■ **Records shown**:
###

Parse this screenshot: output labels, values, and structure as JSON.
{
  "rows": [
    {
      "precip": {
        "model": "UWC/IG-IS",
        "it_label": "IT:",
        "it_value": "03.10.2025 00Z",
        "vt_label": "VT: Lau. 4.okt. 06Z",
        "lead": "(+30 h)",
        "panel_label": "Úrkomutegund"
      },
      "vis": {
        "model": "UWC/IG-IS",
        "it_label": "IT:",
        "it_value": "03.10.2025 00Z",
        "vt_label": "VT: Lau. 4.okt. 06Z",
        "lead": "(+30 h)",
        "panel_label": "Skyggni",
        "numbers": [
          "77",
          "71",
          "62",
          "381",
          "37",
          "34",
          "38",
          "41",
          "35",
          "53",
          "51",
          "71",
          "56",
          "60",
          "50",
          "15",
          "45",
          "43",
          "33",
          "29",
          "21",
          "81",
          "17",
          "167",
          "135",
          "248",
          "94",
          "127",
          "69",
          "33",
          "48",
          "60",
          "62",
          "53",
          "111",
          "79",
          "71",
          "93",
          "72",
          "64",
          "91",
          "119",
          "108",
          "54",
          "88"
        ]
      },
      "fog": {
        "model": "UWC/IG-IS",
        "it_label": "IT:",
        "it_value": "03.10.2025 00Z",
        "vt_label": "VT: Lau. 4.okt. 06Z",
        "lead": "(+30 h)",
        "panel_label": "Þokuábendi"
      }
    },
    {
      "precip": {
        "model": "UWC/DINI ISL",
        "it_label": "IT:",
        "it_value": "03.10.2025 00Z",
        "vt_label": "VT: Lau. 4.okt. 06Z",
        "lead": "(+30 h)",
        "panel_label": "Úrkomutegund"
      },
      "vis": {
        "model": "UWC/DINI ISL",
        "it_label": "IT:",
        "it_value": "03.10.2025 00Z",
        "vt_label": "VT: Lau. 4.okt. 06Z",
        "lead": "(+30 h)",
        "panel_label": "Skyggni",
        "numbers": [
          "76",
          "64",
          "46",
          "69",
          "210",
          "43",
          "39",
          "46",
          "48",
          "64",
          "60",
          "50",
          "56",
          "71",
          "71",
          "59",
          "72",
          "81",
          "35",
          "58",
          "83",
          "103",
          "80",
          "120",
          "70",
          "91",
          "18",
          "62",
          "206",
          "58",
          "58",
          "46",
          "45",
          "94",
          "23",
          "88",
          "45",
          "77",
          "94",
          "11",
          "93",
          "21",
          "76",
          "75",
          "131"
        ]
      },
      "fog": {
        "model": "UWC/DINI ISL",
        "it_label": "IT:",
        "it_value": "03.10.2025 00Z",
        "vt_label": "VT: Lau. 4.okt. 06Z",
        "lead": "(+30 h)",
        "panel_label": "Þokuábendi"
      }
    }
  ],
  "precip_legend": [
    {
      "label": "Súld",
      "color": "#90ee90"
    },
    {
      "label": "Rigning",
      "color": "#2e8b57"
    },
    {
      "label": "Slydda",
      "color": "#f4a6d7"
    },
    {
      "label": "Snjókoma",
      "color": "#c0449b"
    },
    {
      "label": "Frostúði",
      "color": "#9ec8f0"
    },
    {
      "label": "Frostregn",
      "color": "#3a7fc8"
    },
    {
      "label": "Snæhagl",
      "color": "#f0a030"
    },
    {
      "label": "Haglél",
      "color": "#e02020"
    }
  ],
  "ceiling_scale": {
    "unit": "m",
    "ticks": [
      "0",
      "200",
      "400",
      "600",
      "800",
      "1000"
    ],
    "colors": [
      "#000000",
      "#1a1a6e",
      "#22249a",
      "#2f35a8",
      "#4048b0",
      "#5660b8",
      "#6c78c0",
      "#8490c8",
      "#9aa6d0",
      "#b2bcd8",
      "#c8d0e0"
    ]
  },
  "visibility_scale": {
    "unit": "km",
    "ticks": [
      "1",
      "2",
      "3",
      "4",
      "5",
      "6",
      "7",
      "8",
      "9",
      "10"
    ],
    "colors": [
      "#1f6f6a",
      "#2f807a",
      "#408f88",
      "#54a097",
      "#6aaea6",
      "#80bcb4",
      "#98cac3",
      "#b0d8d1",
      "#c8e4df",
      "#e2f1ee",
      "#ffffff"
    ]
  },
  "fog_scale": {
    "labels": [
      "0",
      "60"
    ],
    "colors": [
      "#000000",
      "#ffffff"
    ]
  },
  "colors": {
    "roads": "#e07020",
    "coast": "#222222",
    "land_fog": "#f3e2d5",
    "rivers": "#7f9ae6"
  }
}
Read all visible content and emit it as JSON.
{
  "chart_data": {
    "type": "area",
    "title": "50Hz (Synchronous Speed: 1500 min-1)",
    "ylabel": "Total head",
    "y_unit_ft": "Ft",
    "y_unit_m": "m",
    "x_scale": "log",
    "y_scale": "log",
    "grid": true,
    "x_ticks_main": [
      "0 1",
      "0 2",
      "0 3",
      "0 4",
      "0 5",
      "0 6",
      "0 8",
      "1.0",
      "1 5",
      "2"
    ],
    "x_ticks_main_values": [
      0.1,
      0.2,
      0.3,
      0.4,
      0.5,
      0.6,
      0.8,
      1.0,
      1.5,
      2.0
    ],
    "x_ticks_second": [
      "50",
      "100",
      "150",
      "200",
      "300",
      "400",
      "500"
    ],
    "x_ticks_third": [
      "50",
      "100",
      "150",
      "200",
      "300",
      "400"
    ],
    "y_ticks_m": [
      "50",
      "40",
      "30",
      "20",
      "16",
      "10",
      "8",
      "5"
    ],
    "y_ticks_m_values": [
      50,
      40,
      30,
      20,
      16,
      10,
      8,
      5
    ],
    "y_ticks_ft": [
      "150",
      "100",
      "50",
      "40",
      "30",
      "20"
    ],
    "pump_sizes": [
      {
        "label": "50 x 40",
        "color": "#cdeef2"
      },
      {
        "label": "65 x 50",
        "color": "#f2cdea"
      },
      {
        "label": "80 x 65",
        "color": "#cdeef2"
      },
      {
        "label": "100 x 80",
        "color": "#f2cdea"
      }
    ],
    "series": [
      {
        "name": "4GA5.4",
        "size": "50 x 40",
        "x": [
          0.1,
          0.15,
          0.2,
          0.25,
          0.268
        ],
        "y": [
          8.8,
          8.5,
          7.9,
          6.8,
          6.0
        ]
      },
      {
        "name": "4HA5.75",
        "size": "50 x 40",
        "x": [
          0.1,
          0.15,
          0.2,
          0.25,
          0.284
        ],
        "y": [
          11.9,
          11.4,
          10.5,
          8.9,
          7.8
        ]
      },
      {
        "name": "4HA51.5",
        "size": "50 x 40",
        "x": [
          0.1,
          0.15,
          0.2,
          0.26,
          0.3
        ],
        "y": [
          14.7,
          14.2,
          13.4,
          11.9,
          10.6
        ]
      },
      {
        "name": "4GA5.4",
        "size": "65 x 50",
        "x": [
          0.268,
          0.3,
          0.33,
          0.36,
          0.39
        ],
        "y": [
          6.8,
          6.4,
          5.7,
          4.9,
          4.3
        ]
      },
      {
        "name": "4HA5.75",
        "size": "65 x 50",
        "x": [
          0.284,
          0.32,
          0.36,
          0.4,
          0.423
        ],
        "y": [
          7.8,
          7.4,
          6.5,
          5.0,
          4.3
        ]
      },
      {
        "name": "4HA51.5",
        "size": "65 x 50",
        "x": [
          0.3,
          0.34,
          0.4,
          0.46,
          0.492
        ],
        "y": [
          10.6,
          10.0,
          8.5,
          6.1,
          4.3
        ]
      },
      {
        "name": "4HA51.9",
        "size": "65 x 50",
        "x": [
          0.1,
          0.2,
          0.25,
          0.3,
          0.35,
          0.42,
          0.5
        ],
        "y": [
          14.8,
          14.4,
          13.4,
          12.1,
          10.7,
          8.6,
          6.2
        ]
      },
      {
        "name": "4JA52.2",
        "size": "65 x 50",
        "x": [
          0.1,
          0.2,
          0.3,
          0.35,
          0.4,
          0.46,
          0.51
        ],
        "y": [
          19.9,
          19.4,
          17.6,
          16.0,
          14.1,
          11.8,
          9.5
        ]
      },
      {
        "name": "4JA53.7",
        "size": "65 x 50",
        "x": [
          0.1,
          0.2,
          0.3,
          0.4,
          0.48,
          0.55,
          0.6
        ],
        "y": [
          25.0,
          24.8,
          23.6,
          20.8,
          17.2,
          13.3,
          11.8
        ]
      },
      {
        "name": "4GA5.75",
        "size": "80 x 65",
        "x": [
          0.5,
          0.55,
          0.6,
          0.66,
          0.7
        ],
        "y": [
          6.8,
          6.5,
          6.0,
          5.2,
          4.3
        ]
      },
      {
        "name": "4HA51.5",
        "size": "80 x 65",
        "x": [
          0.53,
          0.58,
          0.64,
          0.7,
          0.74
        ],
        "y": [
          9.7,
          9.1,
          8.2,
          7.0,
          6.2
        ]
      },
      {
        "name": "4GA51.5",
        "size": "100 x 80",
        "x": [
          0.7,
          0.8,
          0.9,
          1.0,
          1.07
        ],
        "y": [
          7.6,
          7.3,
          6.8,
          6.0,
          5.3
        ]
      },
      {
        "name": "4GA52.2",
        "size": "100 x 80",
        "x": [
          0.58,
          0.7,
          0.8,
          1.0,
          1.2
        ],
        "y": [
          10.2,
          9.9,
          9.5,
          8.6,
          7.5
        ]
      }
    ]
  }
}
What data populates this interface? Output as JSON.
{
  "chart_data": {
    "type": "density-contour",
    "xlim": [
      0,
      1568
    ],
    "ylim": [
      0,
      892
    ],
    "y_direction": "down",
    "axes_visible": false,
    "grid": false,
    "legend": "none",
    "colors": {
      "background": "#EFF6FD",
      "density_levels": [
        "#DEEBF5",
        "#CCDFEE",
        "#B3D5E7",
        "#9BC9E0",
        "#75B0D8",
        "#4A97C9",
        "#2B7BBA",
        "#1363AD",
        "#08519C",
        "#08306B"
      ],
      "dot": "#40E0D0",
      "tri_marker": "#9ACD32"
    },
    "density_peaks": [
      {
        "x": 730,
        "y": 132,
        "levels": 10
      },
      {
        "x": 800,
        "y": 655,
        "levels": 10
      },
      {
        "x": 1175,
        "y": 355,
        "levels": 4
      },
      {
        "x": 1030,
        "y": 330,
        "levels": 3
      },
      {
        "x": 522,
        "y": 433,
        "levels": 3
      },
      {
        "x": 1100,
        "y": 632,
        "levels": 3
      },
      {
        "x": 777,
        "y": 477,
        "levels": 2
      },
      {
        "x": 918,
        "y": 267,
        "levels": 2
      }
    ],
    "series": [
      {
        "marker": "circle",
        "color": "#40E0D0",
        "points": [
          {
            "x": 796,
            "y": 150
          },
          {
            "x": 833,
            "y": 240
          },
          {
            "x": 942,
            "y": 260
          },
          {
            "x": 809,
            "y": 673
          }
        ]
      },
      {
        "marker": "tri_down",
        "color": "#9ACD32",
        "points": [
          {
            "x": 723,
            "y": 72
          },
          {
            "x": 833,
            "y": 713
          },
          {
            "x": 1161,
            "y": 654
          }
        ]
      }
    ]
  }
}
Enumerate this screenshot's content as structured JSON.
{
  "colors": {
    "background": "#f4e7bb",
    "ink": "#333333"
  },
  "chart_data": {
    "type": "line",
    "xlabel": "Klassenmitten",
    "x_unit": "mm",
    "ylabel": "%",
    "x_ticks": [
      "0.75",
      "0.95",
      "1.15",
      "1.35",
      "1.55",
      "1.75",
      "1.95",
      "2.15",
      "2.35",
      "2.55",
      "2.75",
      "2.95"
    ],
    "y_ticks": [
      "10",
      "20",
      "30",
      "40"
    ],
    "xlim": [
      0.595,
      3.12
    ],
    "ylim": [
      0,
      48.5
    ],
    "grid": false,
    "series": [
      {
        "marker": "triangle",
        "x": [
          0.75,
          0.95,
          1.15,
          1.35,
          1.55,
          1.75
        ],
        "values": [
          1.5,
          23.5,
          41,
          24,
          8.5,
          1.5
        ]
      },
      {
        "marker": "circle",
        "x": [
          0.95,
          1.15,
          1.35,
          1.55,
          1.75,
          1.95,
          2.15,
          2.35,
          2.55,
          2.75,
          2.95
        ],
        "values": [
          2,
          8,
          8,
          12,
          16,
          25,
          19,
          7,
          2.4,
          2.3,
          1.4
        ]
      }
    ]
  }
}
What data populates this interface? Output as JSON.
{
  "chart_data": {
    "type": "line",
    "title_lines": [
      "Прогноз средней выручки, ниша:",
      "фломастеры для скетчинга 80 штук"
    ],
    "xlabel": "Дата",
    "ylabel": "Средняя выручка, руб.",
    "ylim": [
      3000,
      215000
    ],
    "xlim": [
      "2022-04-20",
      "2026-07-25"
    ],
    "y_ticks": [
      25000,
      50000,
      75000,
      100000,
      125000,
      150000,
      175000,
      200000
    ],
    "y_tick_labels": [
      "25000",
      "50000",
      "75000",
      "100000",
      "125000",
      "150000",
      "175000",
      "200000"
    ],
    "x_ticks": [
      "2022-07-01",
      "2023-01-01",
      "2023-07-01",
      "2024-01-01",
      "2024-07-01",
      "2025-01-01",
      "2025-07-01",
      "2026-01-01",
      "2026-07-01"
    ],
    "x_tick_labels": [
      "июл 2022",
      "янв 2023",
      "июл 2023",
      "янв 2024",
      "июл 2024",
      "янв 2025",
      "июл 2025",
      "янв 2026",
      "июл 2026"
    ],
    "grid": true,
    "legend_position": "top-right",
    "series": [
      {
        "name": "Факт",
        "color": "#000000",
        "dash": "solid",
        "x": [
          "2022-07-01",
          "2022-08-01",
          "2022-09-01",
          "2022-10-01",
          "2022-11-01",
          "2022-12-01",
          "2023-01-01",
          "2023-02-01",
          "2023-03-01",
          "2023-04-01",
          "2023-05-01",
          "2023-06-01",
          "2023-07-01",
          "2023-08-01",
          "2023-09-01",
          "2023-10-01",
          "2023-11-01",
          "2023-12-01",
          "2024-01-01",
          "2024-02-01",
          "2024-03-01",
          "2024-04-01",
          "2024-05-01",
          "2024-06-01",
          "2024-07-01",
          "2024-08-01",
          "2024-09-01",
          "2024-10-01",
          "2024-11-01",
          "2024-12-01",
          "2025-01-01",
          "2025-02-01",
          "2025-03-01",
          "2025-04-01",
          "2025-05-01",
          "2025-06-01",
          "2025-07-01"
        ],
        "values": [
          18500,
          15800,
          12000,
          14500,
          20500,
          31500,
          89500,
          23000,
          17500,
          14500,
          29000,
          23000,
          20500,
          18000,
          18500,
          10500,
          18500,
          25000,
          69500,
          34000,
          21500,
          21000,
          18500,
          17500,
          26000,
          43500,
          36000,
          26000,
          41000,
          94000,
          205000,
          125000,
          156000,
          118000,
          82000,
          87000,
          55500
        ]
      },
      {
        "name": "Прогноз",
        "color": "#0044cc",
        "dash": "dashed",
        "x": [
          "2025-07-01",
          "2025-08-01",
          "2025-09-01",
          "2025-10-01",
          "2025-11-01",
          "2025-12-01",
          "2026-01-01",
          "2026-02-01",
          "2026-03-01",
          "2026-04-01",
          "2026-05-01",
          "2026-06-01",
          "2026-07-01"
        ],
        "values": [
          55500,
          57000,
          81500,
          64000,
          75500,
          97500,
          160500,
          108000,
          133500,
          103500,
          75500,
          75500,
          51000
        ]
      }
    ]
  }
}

###

Say how many lines in this listing hold the string "screenshot", giving the count and nothing more.

2